§ **YOUR TASK**
Search the listing below for the string "structured" and copy every line where it occurs.

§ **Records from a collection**
* * * * *

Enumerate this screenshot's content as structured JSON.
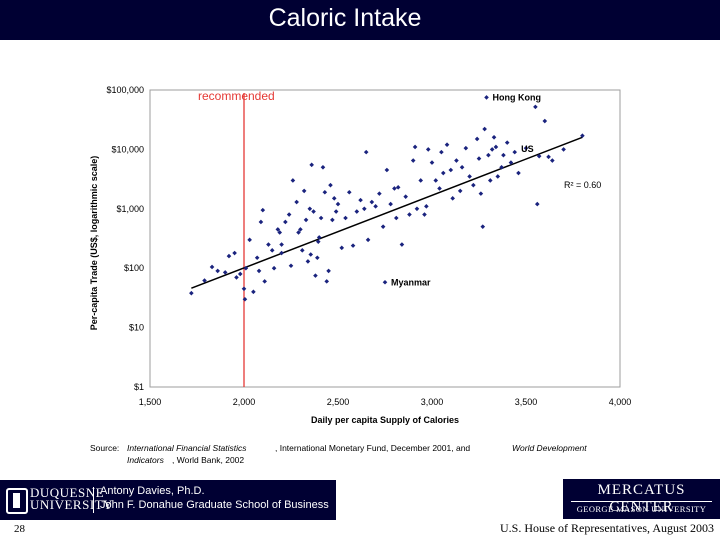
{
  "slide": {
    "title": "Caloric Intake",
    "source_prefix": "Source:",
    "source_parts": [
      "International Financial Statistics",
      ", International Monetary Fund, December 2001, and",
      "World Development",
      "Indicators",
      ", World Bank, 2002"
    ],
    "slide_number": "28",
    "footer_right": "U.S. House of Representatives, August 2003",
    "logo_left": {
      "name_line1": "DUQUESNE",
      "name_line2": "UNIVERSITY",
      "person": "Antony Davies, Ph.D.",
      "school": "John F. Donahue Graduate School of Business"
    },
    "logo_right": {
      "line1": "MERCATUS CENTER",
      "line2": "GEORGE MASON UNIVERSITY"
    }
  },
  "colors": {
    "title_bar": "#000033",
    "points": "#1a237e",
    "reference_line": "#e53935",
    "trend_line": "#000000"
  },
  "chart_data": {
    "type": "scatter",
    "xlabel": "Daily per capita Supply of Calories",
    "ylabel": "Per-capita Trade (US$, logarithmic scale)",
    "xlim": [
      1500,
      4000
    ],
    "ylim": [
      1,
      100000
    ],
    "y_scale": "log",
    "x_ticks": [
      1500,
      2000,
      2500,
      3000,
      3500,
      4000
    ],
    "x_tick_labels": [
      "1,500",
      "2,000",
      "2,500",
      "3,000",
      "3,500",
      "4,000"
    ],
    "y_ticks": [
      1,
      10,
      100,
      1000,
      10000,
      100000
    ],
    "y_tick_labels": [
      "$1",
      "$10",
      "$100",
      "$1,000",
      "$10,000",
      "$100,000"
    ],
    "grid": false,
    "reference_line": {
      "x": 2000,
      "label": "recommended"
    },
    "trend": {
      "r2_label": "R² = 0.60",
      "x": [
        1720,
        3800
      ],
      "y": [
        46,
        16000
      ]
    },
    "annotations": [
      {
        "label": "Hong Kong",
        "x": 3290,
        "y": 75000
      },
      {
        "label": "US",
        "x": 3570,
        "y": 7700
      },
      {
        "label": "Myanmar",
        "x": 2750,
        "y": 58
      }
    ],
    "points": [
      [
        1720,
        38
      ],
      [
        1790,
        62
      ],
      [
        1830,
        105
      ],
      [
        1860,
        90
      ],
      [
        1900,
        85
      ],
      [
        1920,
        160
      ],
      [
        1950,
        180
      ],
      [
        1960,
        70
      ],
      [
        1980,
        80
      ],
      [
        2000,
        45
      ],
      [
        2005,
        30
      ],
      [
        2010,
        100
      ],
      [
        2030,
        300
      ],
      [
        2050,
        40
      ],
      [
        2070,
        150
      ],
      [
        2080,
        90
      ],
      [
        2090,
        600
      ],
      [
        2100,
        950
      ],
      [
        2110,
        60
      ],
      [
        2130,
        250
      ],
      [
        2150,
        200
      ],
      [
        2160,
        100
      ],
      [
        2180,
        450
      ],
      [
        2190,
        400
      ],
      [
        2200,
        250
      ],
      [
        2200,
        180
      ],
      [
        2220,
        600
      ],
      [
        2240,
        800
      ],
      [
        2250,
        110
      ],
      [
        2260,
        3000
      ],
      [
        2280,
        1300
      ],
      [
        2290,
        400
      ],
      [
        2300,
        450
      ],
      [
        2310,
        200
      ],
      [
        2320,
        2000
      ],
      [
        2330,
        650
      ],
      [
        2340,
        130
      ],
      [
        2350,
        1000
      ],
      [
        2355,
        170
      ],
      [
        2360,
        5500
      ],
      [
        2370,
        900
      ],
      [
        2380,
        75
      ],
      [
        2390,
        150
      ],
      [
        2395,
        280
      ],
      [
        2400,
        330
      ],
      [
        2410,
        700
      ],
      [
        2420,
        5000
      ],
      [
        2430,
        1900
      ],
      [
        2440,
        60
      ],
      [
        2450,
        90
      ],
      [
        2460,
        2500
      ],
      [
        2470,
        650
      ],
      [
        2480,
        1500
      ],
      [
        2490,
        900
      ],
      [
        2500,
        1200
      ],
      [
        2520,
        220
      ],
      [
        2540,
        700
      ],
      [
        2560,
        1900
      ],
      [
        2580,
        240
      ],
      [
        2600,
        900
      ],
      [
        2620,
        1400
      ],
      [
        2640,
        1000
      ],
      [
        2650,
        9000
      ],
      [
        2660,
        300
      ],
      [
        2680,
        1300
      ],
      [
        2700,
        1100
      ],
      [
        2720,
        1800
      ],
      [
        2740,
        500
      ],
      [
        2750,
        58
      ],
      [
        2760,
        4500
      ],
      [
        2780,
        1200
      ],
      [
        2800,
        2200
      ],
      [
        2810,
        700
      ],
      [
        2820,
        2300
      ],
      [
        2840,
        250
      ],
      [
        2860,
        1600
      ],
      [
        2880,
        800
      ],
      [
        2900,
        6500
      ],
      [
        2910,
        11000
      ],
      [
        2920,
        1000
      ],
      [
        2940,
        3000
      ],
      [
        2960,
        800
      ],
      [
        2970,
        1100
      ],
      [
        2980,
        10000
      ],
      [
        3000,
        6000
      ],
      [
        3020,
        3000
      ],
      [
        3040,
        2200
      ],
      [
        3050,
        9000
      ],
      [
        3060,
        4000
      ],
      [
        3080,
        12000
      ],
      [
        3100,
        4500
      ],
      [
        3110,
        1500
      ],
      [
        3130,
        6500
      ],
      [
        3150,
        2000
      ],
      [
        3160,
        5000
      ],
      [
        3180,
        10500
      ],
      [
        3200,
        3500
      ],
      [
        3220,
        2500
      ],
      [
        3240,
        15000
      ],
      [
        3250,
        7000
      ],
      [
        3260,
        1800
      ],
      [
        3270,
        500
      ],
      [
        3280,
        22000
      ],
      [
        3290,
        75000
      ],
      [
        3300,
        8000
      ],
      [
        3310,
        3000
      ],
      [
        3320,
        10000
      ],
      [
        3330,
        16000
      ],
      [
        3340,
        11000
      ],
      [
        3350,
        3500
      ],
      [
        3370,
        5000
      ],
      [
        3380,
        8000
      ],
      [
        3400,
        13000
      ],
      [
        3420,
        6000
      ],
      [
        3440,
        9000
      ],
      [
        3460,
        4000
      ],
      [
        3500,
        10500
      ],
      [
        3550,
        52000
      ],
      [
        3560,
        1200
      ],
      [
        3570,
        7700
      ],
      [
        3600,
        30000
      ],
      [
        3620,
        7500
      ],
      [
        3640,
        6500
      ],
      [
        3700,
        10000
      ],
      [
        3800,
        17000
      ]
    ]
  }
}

* * * * *

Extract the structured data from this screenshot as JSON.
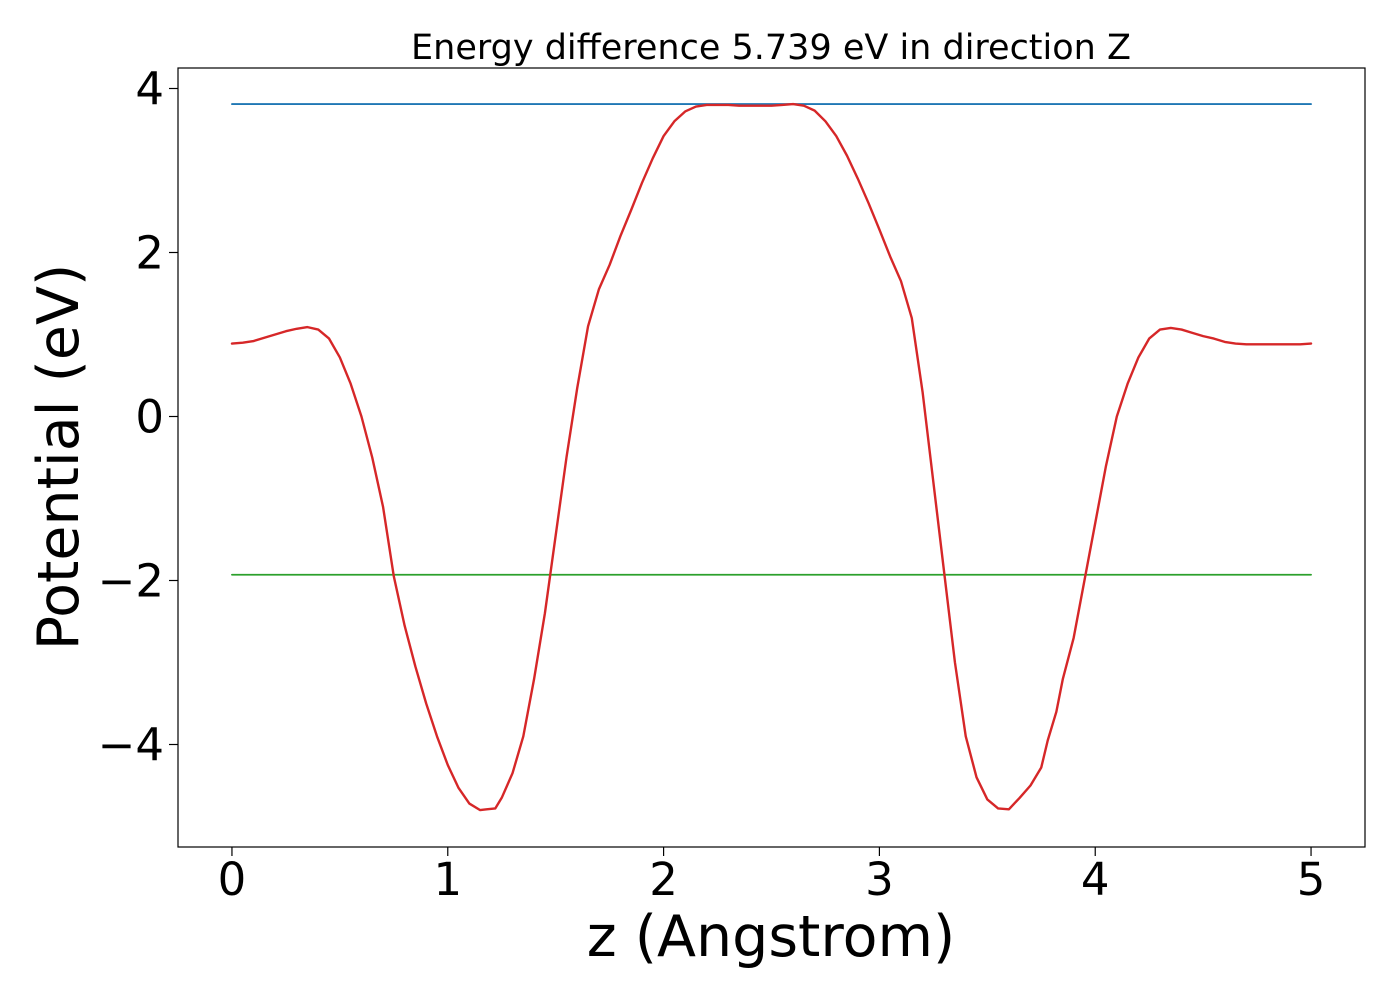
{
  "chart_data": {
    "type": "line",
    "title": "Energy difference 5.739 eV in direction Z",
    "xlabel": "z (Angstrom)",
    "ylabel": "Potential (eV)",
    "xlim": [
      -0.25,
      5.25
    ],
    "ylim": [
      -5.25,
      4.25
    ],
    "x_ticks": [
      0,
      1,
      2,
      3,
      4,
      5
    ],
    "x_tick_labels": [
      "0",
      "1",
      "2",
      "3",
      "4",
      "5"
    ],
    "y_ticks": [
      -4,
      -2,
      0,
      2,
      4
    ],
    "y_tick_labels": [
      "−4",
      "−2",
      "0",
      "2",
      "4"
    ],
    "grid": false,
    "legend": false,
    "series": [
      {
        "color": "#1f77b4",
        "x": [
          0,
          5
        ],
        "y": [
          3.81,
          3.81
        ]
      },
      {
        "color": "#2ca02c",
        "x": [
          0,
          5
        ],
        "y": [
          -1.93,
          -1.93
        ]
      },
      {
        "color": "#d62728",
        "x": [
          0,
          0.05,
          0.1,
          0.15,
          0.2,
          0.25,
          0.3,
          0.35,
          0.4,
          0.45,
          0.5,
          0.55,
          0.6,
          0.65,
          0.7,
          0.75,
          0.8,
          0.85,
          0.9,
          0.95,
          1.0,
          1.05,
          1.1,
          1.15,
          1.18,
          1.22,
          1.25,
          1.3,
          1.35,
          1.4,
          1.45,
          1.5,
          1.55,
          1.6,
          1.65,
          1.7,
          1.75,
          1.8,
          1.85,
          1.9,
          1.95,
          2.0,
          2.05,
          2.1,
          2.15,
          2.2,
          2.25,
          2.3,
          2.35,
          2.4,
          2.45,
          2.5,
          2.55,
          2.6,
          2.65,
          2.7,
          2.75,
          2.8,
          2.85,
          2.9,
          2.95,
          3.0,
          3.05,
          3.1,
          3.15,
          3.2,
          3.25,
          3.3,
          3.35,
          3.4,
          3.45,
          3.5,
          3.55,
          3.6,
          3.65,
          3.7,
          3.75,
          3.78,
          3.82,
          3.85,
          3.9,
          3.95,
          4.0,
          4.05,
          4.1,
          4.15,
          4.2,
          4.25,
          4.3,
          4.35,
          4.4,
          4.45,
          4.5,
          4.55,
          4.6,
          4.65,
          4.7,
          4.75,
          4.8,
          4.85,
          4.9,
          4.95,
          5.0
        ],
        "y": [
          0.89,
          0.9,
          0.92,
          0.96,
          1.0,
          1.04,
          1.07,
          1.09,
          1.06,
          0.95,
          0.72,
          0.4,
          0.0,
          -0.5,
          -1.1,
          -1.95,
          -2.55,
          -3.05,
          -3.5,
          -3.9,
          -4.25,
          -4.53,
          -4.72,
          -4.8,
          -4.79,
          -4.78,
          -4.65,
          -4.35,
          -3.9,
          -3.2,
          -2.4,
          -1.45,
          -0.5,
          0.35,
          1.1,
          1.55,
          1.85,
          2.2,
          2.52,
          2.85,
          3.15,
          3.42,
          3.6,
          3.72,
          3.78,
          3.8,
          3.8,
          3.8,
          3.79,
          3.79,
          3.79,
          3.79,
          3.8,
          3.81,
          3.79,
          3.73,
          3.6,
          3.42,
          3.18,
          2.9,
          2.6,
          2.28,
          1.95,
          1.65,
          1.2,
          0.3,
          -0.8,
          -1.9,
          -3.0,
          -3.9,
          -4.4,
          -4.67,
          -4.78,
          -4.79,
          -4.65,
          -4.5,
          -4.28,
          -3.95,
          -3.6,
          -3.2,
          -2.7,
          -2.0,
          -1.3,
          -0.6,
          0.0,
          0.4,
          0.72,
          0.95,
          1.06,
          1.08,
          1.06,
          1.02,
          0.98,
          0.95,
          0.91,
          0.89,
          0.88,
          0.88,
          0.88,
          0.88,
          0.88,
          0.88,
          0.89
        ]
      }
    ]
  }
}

* * * * *

§ **ANSWER TO THIS EXERCISE**
Enumerate this screenshot's content as structured JSON.
Extract the structured data from this screenshot as JSON.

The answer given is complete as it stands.